Your task is to copy every line of the entries that contains "картины".

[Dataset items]
START

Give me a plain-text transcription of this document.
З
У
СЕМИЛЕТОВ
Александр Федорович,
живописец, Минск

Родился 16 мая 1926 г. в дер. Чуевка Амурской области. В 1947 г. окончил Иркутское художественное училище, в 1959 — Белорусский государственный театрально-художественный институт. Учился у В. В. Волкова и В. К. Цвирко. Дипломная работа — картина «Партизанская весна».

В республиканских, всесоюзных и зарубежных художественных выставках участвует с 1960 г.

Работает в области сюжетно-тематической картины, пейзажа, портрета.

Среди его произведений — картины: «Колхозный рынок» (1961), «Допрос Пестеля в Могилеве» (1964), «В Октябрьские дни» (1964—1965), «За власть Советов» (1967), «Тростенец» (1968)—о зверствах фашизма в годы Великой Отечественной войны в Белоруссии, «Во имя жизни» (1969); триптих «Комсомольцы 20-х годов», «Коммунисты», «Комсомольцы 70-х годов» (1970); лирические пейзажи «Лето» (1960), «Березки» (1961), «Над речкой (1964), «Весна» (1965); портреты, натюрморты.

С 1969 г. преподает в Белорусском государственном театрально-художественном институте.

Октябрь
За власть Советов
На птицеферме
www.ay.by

END

◆ Finished exercise:
Работает в области сюжетно-тематической картины, пейзажа, портрета.
Среди его произведений — картины: «Колхозный рынок» (1961), «Допрос Пестеля в Могилеве» (1964), «В Октябрьские дни» (1964—1965), «За власть Советов» (1967), «Тростенец» (1968)—о зверствах фашизма в годы Великой Отечественной войны в Белоруссии, «Во имя жизни» (1969); триптих «Комсомольцы 20-х годов», «Коммунисты», «Комсомольцы 70-х годов» (1970); лирические пейзажи «Лето» (1960), «Березки» (1961), «Над речкой (1964), «Весна» (1965); портреты, натюрморты.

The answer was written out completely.